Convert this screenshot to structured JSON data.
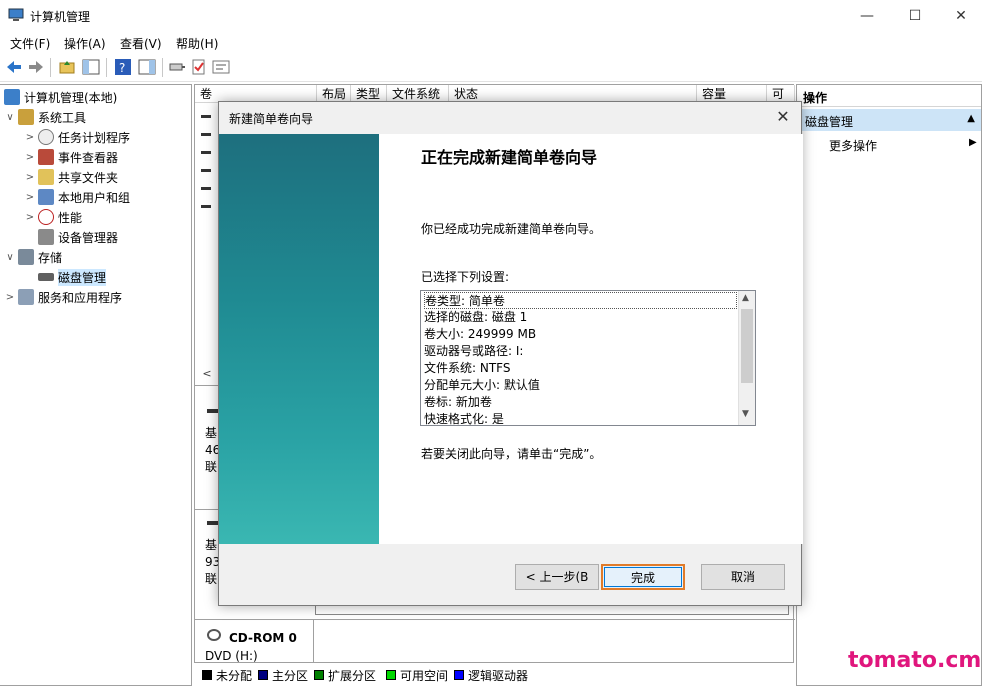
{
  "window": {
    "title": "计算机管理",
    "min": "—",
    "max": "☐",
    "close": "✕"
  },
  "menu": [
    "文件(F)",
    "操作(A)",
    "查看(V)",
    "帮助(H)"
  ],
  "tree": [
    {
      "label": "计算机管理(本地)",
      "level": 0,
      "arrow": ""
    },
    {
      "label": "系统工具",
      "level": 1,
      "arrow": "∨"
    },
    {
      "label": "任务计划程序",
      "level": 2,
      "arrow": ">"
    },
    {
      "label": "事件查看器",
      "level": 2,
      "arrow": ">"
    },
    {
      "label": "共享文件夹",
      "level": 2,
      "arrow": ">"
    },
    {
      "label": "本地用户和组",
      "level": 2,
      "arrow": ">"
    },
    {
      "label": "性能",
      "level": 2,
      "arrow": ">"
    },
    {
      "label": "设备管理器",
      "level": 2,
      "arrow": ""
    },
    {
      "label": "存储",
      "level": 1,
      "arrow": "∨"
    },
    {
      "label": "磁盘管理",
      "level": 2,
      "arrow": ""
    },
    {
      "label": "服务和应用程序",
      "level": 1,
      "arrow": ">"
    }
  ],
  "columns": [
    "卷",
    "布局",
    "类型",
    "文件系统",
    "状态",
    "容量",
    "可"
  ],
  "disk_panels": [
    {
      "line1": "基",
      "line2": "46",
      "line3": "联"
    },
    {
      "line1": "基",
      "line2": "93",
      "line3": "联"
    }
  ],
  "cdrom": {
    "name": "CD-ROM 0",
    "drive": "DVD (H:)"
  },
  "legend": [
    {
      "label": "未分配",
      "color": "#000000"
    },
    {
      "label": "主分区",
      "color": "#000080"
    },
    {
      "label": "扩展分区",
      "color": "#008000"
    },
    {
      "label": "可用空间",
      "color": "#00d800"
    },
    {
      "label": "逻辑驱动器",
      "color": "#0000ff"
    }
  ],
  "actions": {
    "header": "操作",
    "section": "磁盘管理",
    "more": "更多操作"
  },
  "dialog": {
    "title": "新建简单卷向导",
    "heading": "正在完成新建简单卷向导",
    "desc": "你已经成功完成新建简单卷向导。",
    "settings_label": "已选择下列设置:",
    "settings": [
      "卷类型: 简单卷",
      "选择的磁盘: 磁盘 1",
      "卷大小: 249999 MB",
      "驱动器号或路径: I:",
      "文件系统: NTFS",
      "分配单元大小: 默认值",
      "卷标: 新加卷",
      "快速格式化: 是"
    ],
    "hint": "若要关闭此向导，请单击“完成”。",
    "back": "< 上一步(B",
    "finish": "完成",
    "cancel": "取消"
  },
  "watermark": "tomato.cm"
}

++++++++++++++++++++

PROBLEM ::
Identify how many lines in the entries above include the string "color", then state that number alone.

SOLUTION TO THE PROBLEM ::
5